## What is being asked
Keep only those lines of the records that include the string "this".

===

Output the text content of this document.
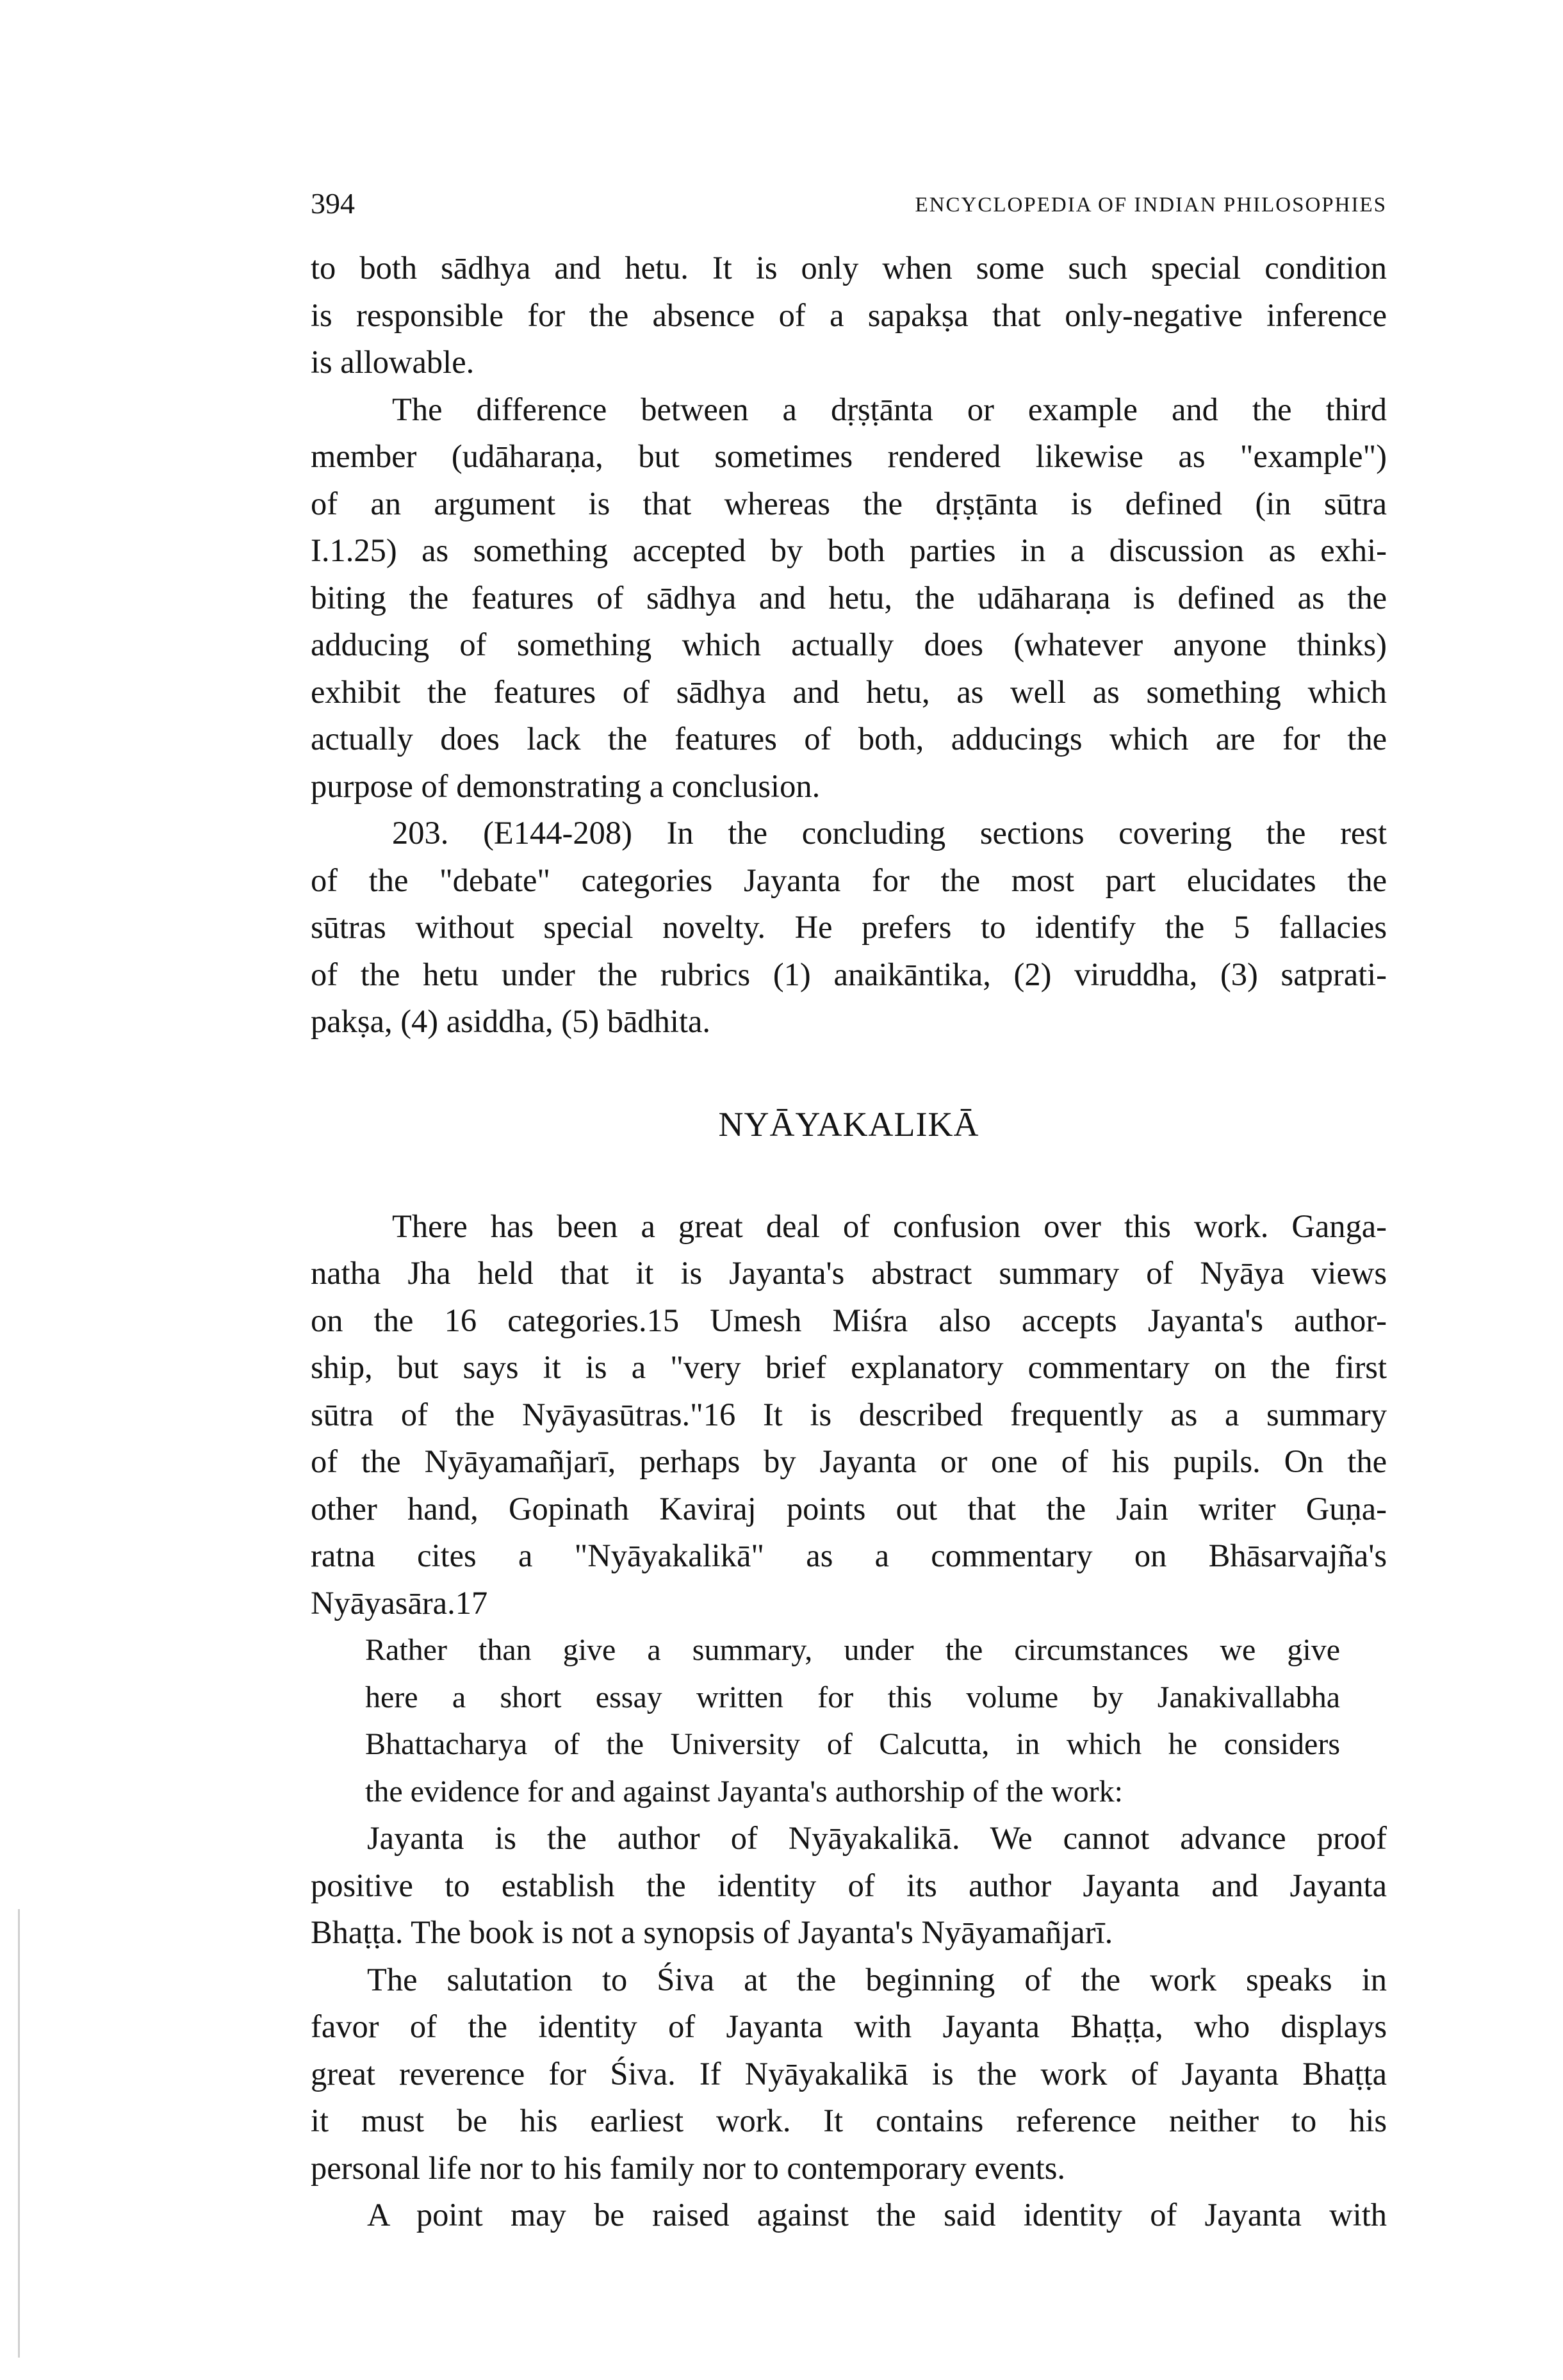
394	ENCYCLOPEDIA OF INDIAN PHILOSOPHIES
to both sādhya and hetu. It is only when some such special condition
is responsible for the absence of a sapakṣa that only-negative inference
is allowable.
The difference between a dṛṣṭānta or example and the third
member (udāharaṇa, but sometimes rendered likewise as "example")
of an argument is that whereas the dṛṣṭānta is defined (in sūtra
I.1.25) as something accepted by both parties in a discussion as exhi-
biting the features of sādhya and hetu, the udāharaṇa is defined as the
adducing of something which actually does (whatever anyone thinks)
exhibit the features of sādhya and hetu, as well as something which
actually does lack the features of both, adducings which are for the
purpose of demonstrating a conclusion.
203. (E144-208) In the concluding sections covering the rest
of the "debate" categories Jayanta for the most part elucidates the
sūtras without special novelty. He prefers to identify the 5 fallacies
of the hetu under the rubrics (1) anaikāntika, (2) viruddha, (3) satprati-
pakṣa, (4) asiddha, (5) bādhita.
NYĀYAKALIKĀ
There has been a great deal of confusion over this work. Ganga-
natha Jha held that it is Jayanta's abstract summary of Nyāya views
on the 16 categories.15 Umesh Miśra also accepts Jayanta's author-
ship, but says it is a "very brief explanatory commentary on the first
sūtra of the Nyāyasūtras."16 It is described frequently as a summary
of the Nyāyamañjarī, perhaps by Jayanta or one of his pupils. On the
other hand, Gopinath Kaviraj points out that the Jain writer Guṇa-
ratna cites a "Nyāyakalikā" as a commentary on Bhāsarvajña's
Nyāyasāra.17
Rather than give a summary, under the circumstances we give
here a short essay written for this volume by Janakivallabha
Bhattacharya of the University of Calcutta, in which he considers
the evidence for and against Jayanta's authorship of the work:
Jayanta is the author of Nyāyakalikā. We cannot advance proof
positive to establish the identity of its author Jayanta and Jayanta
Bhaṭṭa. The book is not a synopsis of Jayanta's Nyāyamañjarī.
The salutation to Śiva at the beginning of the work speaks in
favor of the identity of Jayanta with Jayanta Bhaṭṭa, who displays
great reverence for Śiva. If Nyāyakalikā is the work of Jayanta Bhaṭṭa
it must be his earliest work. It contains reference neither to his
personal life nor to his family nor to contemporary events.
A point may be raised against the said identity of Jayanta with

===

## Task answer
Output the text content of this document.
There has been a great deal of confusion over this work. Ganga-
here a short essay written for this volume by Janakivallabha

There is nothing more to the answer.